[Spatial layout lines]
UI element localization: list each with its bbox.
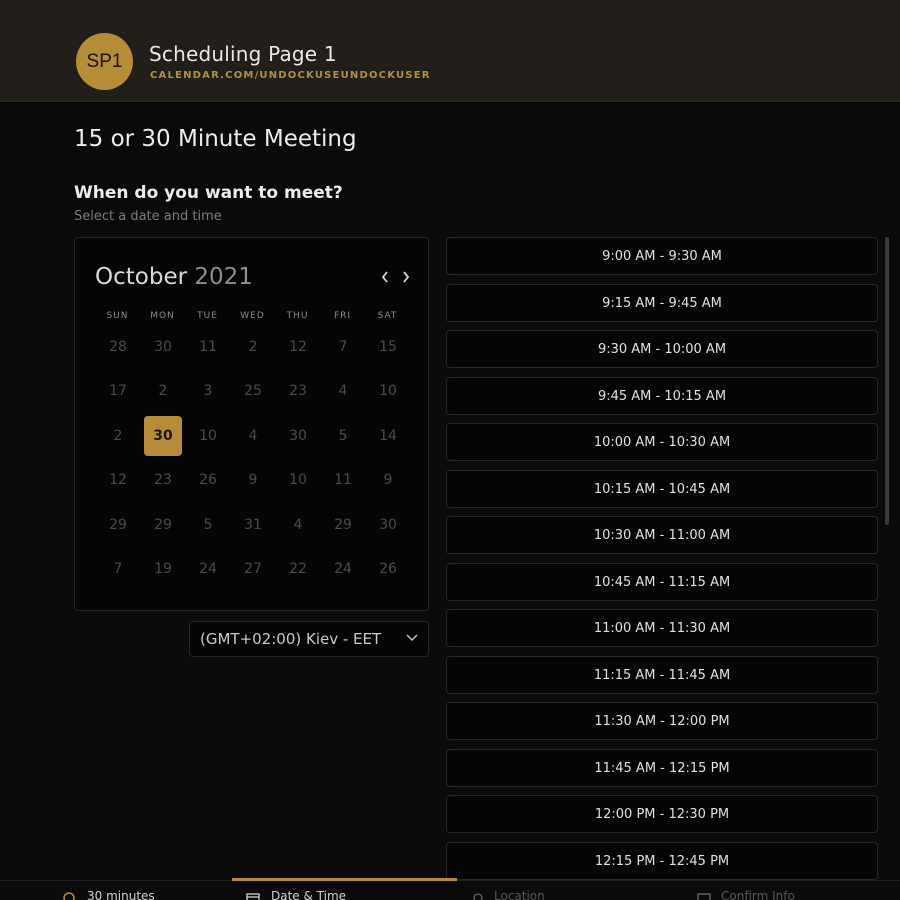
calendar-day: 22 — [289, 561, 307, 577]
main-content: 15 or 30 Minute Meeting When do you want… — [0, 102, 900, 880]
step-date-time[interactable]: Date & Time — [271, 889, 346, 900]
page-url[interactable]: CALENDAR.COM/UNDOCKUSEUNDOCKUSER — [150, 70, 431, 81]
info-card-icon — [697, 893, 711, 900]
calendar-day: 27 — [244, 561, 262, 577]
time-slot-button[interactable]: 11:45 AM - 12:15 PM — [446, 748, 878, 787]
chevron-down-icon — [406, 634, 418, 642]
meeting-title: 15 or 30 Minute Meeting — [74, 126, 357, 152]
calendar-month-year: October 2021 — [95, 264, 253, 290]
calendar-icon — [246, 893, 260, 900]
calendar-day: 11 — [334, 472, 352, 488]
calendar-day: 2 — [113, 428, 123, 444]
calendar-day: 9 — [248, 472, 258, 488]
calendar-day: 3 — [203, 383, 213, 399]
calendar-day: 9 — [383, 472, 393, 488]
section-heading: When do you want to meet? — [74, 183, 343, 203]
time-slot-button[interactable]: 12:15 PM - 12:45 PM — [446, 841, 878, 880]
time-slot-button[interactable]: 10:45 AM - 11:15 AM — [446, 562, 878, 601]
calendar-day: 14 — [379, 428, 397, 444]
calendar-day: 7 — [113, 561, 123, 577]
next-month-button[interactable] — [397, 264, 415, 290]
time-slot-button[interactable]: 10:15 AM - 10:45 AM — [446, 469, 878, 508]
active-step-indicator — [232, 878, 457, 881]
calendar-day: 12 — [289, 339, 307, 355]
calendar-day: 28 — [109, 339, 127, 355]
weekday-header: WED — [240, 311, 265, 321]
timezone-select[interactable]: (GMT+02:00) Kiev - EET — [189, 621, 429, 657]
calendar-day: 30 — [289, 428, 307, 444]
calendar-day: 31 — [244, 517, 262, 533]
time-slot-list: 9:00 AM - 9:30 AM 9:15 AM - 9:45 AM 9:30 A… — [446, 237, 878, 880]
calendar-day: 7 — [338, 339, 348, 355]
prev-month-button[interactable] — [376, 264, 394, 290]
calendar-day: 30 — [379, 517, 397, 533]
calendar-day: 4 — [338, 383, 348, 399]
date-picker: October 2021 SUN MON TUE WED THU FRI SAT 28 30 1… — [74, 237, 429, 611]
step-location[interactable]: Location — [494, 889, 545, 900]
time-slot-button[interactable]: 12:00 PM - 12:30 PM — [446, 795, 878, 833]
calendar-day: 30 — [154, 339, 172, 355]
calendar-day: 29 — [154, 517, 172, 533]
calendar-day: 2 — [158, 383, 168, 399]
time-slot-button[interactable]: 9:15 AM - 9:45 AM — [446, 283, 878, 322]
chevron-right-icon — [403, 271, 410, 283]
time-slot-button[interactable]: 9:30 AM - 10:00 AM — [446, 330, 878, 368]
calendar-day-selected[interactable]: 30 — [144, 416, 182, 456]
calendar-day: 4 — [248, 428, 258, 444]
calendar-day: 29 — [334, 517, 352, 533]
calendar-day: 29 — [109, 517, 127, 533]
calendar-month: October — [95, 264, 188, 290]
page-header: SP1 Scheduling Page 1 CALENDAR.COM/UNDOC… — [0, 0, 900, 102]
calendar-day: 26 — [379, 561, 397, 577]
calendar-day: 10 — [289, 472, 307, 488]
time-slot-button[interactable]: 11:15 AM - 11:45 AM — [446, 655, 878, 694]
step-duration[interactable]: 30 minutes — [87, 889, 155, 900]
time-slot-button[interactable]: 10:00 AM - 10:30 AM — [446, 423, 878, 461]
time-slot-button[interactable]: 11:00 AM - 11:30 AM — [446, 609, 878, 647]
weekday-header: SUN — [106, 311, 129, 321]
calendar-day: 19 — [154, 561, 172, 577]
weekday-header: FRI — [333, 311, 352, 321]
calendar-day: 23 — [289, 383, 307, 399]
timezone-value: (GMT+02:00) Kiev - EET — [200, 630, 382, 648]
calendar-day: 5 — [203, 517, 213, 533]
time-slot-button[interactable]: 9:45 AM - 10:15 AM — [446, 376, 878, 415]
calendar-day: 10 — [199, 428, 217, 444]
time-slot-button[interactable]: 10:30 AM - 11:00 AM — [446, 516, 878, 554]
calendar-day: 10 — [379, 383, 397, 399]
location-icon — [473, 893, 483, 900]
time-slot-button[interactable]: 9:00 AM - 9:30 AM — [446, 237, 878, 275]
calendar-day: 11 — [199, 339, 217, 355]
page-title: Scheduling Page 1 — [149, 42, 337, 66]
weekday-header: SAT — [377, 311, 398, 321]
calendar-day: 17 — [109, 383, 127, 399]
calendar-day: 12 — [109, 472, 127, 488]
time-slot-button[interactable]: 11:30 AM - 12:00 PM — [446, 702, 878, 740]
calendar-day: 15 — [379, 339, 397, 355]
calendar-day: 24 — [334, 561, 352, 577]
calendar-day: 25 — [244, 383, 262, 399]
calendar-day: 2 — [248, 339, 258, 355]
weekday-header: TUE — [197, 311, 218, 321]
calendar-day: 4 — [293, 517, 303, 533]
section-hint: Select a date and time — [74, 209, 222, 224]
step-confirm-info[interactable]: Confirm Info — [721, 889, 795, 900]
weekday-header: THU — [286, 311, 309, 321]
avatar: SP1 — [76, 33, 133, 90]
weekday-header: MON — [150, 311, 175, 321]
calendar-day: 5 — [338, 428, 348, 444]
calendar-day: 24 — [199, 561, 217, 577]
calendar-day: 23 — [154, 472, 172, 488]
calendar-day: 26 — [199, 472, 217, 488]
chevron-left-icon — [381, 271, 388, 283]
time-slot-scrollbar[interactable] — [885, 237, 889, 525]
clock-icon — [63, 892, 75, 900]
calendar-year: 2021 — [194, 264, 253, 290]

### Aim
Reproduce all of the lines above word for word, without the pictures.

### Answer for this exercise
UI element localization: list each with its bbox.
calendar-day: 22 — [289, 561, 307, 577]
main-content: 15 or 30 Minute Meeting When do you want… — [0, 102, 900, 880]
step-date-time[interactable]: Date & Time — [271, 889, 346, 900]
page-url[interactable]: CALENDAR.COM/UNDOCKUSEUNDOCKUSER — [150, 70, 431, 81]
info-card-icon — [697, 893, 711, 900]
calendar-day: 27 — [244, 561, 262, 577]
time-slot-button[interactable]: 11:45 AM - 12:15 PM — [446, 748, 878, 787]
chevron-down-icon — [406, 634, 418, 642]
meeting-title: 15 or 30 Minute Meeting — [74, 126, 357, 152]
calendar-month-year: October 2021 — [95, 264, 253, 290]
calendar-icon — [246, 893, 260, 900]
calendar-day: 11 — [334, 472, 352, 488]
calendar-day: 2 — [113, 428, 123, 444]
calendar-day: 9 — [248, 472, 258, 488]
calendar-day: 3 — [203, 383, 213, 399]
calendar-day: 9 — [383, 472, 393, 488]
section-heading: When do you want to meet? — [74, 183, 343, 203]
time-slot-button[interactable]: 12:15 PM - 12:45 PM — [446, 841, 878, 880]
time-slot-button[interactable]: 10:45 AM - 11:15 AM — [446, 562, 878, 601]
calendar-day: 14 — [379, 428, 397, 444]
calendar-day: 7 — [113, 561, 123, 577]
next-month-button[interactable] — [397, 264, 415, 290]
time-slot-button[interactable]: 10:15 AM - 10:45 AM — [446, 469, 878, 508]
active-step-indicator — [232, 878, 457, 881]
calendar-day: 12 — [289, 339, 307, 355]
calendar-day: 28 — [109, 339, 127, 355]
weekday-header: WED — [240, 311, 265, 321]
timezone-select[interactable]: (GMT+02:00) Kiev - EET — [189, 621, 429, 657]
calendar-day: 30 — [289, 428, 307, 444]
calendar-day: 31 — [244, 517, 262, 533]
time-slot-list: 9:00 AM - 9:30 AM 9:15 AM - 9:45 AM 9:30 A… — [446, 237, 878, 880]
calendar-day: 7 — [338, 339, 348, 355]
prev-month-button[interactable] — [376, 264, 394, 290]
calendar-day: 30 — [379, 517, 397, 533]
calendar-day: 4 — [338, 383, 348, 399]
date-picker: October 2021 SUN MON TUE WED THU FRI SAT 28 30 1… — [74, 237, 429, 611]
step-location[interactable]: Location — [494, 889, 545, 900]
time-slot-button[interactable]: 12:00 PM - 12:30 PM — [446, 795, 878, 833]
calendar-day: 30 — [154, 339, 172, 355]
calendar-day: 29 — [154, 517, 172, 533]
calendar-day: 2 — [158, 383, 168, 399]
time-slot-button[interactable]: 9:15 AM - 9:45 AM — [446, 283, 878, 322]
chevron-right-icon — [403, 271, 410, 283]
time-slot-button[interactable]: 9:30 AM - 10:00 AM — [446, 330, 878, 368]
calendar-day-selected[interactable]: 30 — [144, 416, 182, 456]
calendar-day: 4 — [248, 428, 258, 444]
calendar-day: 29 — [334, 517, 352, 533]
calendar-day: 29 — [109, 517, 127, 533]
calendar-month: October — [95, 264, 188, 290]
page-header: SP1 Scheduling Page 1 CALENDAR.COM/UNDOC… — [0, 0, 900, 102]
calendar-day: 26 — [379, 561, 397, 577]
calendar-day: 10 — [289, 472, 307, 488]
time-slot-button[interactable]: 11:15 AM - 11:45 AM — [446, 655, 878, 694]
step-duration[interactable]: 30 minutes — [87, 889, 155, 900]
time-slot-button[interactable]: 10:00 AM - 10:30 AM — [446, 423, 878, 461]
time-slot-button[interactable]: 11:00 AM - 11:30 AM — [446, 609, 878, 647]
weekday-header: SUN — [106, 311, 129, 321]
calendar-day: 19 — [154, 561, 172, 577]
weekday-header: FRI — [333, 311, 352, 321]
calendar-day: 23 — [289, 383, 307, 399]
timezone-value: (GMT+02:00) Kiev - EET — [200, 630, 382, 648]
calendar-day: 5 — [203, 517, 213, 533]
time-slot-button[interactable]: 9:45 AM - 10:15 AM — [446, 376, 878, 415]
calendar-day: 10 — [199, 428, 217, 444]
time-slot-button[interactable]: 10:30 AM - 11:00 AM — [446, 516, 878, 554]
calendar-day: 10 — [379, 383, 397, 399]
location-icon — [473, 893, 483, 900]
time-slot-button[interactable]: 9:00 AM - 9:30 AM — [446, 237, 878, 275]
calendar-day: 11 — [199, 339, 217, 355]
page-title: Scheduling Page 1 — [149, 42, 337, 66]
weekday-header: SAT — [377, 311, 398, 321]
calendar-day: 17 — [109, 383, 127, 399]
calendar-day: 12 — [109, 472, 127, 488]
time-slot-button[interactable]: 11:30 AM - 12:00 PM — [446, 702, 878, 740]
calendar-day: 15 — [379, 339, 397, 355]
calendar-day: 24 — [334, 561, 352, 577]
calendar-day: 25 — [244, 383, 262, 399]
calendar-day: 2 — [248, 339, 258, 355]
weekday-header: TUE — [197, 311, 218, 321]
calendar-day: 4 — [293, 517, 303, 533]
section-hint: Select a date and time — [74, 209, 222, 224]
step-confirm-info[interactable]: Confirm Info — [721, 889, 795, 900]
weekday-header: THU — [286, 311, 309, 321]
avatar: SP1 — [76, 33, 133, 90]
weekday-header: MON — [150, 311, 175, 321]
calendar-day: 5 — [338, 428, 348, 444]
calendar-day: 24 — [199, 561, 217, 577]
calendar-day: 23 — [154, 472, 172, 488]
calendar-day: 26 — [199, 472, 217, 488]
chevron-left-icon — [381, 271, 388, 283]
time-slot-scrollbar[interactable] — [885, 237, 889, 525]
clock-icon — [63, 892, 75, 900]
calendar-year: 2021 — [194, 264, 253, 290]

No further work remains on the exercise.